Task item A:
In the Cavan housing article, how many new properties did Cavan County Council build from 2016 to 2020?
Task item B:
Reproduce the part of the Cavan housing article starting at "Under the scheme, Cavan" and ending at "was over €150,000.".

Text shown:

Putting taxpayers’ money into hands of private landlords - Tully
Paying out €150,000 to one landlord for social housing support is “not viable” and Cavan County Council needs to be better supported by central government to build more social houses in the county.
That’s the view of Sinn Féin Deputy Pauline Tully who says the role of local authorities in providing houses has been steadily eroded over the last two decades by a government that, she says, erroneously believes the market will fix the housing crisis.
Low quality rental stock, insufficient local authority houses and escalating rents were all named by Deputy Tully as symptoms of a housing crisis that encroaches on homes across Cavan.
She said, by focusing on the Housing Assistance Payment (HAP) Scheme, the government has caused more problems than it has solved.
HAP is a social housing support provided by all local authorities to households with long-term housing needs.
Under the scheme, Cavan County Council supplies supports ranging from €190 for one adult in shared accommodation to €490 for a couple or an adult with three children each month. To qualify, renters must be on the local authority’s housing list.
HAP allows the local authority address social housing needs outside of their own stock of houses. From 2016 to 2020, Cavan County Council built 36 new properties. A condition for private developers requires them to give 10% of newly-built houses to local authorities, but this has only delivered one house to Cavan County Council in those years.
In 2020, the local authority supported 429 tenancies through the HAP scheme. In that period landlords in Cavan received over €1.3 million in HAP payments - the highest payment to one single landlord was over €150,000.
Deputy Tully says the system is not working: “It’s not viable. Local authorities should be building far more properties to house people on the social housing list.”
She tells the Celt: “Over the last four years Cavan County Council has paid out millions on HAP. That is going into the pockets of private landlords. That money could be spent on building houses. Then the local authority would own the house and the rent would be coming back in.”
Deputy Tully believes supports for families in need of rental assistance have caused a distortion in the market: “I am not saying we don’t need private landlords, but many of them are taking advantage of HAP. I know of situations where people have been renting property and, when they mention that they have been approved for HAP, the landlord says ‘If I am going to sign up for HAP, I’m going to be upping your rent’. This has happened to countless people. It’s driving rental costs up and putting taxpayers’ money into the hands of private landlords. I want to see money put into local authority so they can build houses to rent directly to those who require social housing.”
The ground Sinn Féin’s gained in the last Dáil election was in no small part down to public dissatisfaction with the housing crisis.
Deputy Tully contends no effort has been made to deliver a cohesive housing policy to address what she says are the shortcomings of the previous administration.

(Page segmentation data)
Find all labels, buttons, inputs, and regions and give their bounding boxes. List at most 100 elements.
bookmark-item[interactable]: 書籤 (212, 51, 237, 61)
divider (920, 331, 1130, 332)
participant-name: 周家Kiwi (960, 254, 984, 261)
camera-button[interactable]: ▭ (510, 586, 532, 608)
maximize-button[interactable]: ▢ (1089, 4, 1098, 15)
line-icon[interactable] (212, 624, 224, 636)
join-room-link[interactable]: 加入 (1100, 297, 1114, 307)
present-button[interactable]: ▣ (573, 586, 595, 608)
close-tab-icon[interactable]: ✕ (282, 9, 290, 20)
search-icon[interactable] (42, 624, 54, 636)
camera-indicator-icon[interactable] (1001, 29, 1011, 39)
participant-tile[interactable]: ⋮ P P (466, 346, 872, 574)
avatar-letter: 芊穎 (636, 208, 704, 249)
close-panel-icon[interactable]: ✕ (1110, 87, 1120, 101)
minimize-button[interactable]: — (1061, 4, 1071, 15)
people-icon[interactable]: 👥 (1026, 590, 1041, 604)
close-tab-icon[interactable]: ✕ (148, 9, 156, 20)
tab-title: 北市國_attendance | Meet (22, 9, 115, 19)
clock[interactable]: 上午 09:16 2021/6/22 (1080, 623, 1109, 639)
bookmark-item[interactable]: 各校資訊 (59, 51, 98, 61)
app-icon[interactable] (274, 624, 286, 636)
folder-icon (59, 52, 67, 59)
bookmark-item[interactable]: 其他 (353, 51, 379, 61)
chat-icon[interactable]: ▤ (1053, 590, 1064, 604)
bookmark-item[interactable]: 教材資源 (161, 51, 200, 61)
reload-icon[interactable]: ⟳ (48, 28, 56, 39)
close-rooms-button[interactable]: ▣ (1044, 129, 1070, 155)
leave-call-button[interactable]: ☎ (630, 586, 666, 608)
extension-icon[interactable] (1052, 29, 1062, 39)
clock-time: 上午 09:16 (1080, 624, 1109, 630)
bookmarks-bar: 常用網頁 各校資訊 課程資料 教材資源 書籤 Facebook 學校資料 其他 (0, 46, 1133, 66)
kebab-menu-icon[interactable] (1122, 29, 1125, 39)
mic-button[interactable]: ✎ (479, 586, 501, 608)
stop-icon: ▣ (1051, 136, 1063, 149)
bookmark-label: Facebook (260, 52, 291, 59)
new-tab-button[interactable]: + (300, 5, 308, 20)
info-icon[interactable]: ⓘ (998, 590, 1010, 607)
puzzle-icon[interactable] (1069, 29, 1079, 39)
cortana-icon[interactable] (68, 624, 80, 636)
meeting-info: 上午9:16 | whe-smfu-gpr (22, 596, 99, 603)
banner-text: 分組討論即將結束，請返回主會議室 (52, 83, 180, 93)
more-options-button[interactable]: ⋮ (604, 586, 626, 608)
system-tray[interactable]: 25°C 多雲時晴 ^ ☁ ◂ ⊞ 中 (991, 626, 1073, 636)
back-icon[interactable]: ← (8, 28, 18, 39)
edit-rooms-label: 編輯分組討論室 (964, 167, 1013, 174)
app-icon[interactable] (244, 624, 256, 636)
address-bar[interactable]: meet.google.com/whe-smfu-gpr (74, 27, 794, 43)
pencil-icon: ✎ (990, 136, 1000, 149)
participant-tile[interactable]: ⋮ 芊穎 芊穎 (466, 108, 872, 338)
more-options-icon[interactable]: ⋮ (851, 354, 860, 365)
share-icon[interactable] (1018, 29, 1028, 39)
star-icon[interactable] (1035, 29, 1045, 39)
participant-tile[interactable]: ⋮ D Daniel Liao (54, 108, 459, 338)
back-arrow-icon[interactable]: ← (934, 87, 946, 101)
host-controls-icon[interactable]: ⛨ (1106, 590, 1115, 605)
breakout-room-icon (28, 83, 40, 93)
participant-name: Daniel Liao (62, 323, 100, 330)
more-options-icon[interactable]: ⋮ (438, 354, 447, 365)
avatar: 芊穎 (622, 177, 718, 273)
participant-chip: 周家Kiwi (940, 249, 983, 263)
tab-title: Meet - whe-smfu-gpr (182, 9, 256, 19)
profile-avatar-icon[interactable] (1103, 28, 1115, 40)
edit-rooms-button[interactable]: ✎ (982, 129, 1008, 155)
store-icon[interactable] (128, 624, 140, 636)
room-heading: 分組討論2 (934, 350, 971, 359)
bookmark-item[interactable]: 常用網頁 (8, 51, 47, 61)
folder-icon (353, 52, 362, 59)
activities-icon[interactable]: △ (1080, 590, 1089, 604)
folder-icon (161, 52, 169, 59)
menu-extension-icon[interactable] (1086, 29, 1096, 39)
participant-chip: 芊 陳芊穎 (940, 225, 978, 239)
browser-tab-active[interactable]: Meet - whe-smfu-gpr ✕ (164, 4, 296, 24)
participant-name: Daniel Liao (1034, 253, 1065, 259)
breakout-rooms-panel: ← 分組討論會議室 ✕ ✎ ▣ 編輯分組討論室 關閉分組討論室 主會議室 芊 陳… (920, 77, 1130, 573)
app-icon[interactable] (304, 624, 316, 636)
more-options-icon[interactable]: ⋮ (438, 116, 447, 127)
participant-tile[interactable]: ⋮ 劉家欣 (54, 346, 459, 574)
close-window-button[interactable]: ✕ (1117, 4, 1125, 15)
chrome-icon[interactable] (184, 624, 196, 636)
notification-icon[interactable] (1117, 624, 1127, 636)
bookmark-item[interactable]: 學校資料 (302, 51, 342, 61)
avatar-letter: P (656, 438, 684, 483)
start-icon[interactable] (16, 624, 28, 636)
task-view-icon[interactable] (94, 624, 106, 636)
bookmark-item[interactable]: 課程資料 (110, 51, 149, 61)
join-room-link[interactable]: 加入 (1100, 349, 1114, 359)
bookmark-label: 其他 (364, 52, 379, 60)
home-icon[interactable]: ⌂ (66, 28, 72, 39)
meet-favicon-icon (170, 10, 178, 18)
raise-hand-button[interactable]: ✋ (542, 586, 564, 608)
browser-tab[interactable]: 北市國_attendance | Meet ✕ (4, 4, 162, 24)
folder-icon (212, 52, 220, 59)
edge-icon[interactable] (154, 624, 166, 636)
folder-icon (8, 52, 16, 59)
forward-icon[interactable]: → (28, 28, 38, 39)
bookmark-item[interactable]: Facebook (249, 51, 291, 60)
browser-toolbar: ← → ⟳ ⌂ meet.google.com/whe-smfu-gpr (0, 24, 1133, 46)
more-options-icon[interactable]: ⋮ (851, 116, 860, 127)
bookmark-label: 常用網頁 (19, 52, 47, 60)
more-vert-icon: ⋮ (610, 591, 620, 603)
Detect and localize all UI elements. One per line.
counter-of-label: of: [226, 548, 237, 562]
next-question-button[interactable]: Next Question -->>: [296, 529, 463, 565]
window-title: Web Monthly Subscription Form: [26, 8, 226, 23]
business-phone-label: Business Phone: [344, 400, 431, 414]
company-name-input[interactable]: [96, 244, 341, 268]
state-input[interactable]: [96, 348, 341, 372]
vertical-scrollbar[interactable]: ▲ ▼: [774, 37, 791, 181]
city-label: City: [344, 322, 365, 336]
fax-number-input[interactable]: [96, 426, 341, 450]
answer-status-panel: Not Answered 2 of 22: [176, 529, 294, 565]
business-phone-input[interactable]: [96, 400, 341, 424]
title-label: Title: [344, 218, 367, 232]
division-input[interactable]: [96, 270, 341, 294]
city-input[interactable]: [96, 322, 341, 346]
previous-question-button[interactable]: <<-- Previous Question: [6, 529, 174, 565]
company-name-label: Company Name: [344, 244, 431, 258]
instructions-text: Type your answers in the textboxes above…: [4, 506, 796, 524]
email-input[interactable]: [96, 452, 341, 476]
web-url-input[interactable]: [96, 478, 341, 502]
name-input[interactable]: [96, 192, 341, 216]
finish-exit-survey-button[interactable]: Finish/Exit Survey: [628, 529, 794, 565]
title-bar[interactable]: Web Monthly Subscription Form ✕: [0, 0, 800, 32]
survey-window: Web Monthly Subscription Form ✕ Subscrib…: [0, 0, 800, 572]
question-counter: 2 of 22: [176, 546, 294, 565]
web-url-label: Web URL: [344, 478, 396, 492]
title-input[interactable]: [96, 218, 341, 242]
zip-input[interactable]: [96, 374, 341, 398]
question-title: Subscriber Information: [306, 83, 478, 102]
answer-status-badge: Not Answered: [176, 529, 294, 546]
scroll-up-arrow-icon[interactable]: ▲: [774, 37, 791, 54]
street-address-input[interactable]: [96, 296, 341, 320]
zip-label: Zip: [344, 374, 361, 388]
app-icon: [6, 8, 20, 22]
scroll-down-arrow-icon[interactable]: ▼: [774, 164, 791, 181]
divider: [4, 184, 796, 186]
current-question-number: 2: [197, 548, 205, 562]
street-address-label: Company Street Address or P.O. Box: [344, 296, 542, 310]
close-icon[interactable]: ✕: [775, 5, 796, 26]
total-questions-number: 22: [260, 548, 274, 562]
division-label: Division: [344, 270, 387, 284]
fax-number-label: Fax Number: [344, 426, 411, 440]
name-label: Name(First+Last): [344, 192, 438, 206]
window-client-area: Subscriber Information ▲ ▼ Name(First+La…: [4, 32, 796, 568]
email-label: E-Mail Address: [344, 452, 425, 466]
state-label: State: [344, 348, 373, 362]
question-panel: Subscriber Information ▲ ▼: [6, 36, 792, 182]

Written answer A:
36

Written answer B:
Under the scheme, Cavan County Council supplies supports ranging from €190 for one adult in shared accommodation to €490 for a couple or an adult with three children each month. To qualify, renters must be on the local authority’s housing list.
HAP allows the local authority address social housing needs outside of their own stock of houses. From 2016 to 2020, Cavan County Council built 36 new properties. A condition for private developers requires them to give 10% of newly-built houses to local authorities, but this has only delivered one house to Cavan County Council in those years.
In 2020, the local authority supported 429 tenancies through the HAP scheme. In that period landlords in Cavan received over €1.3 million in HAP payments - the highest payment to one single landlord was over €150,000.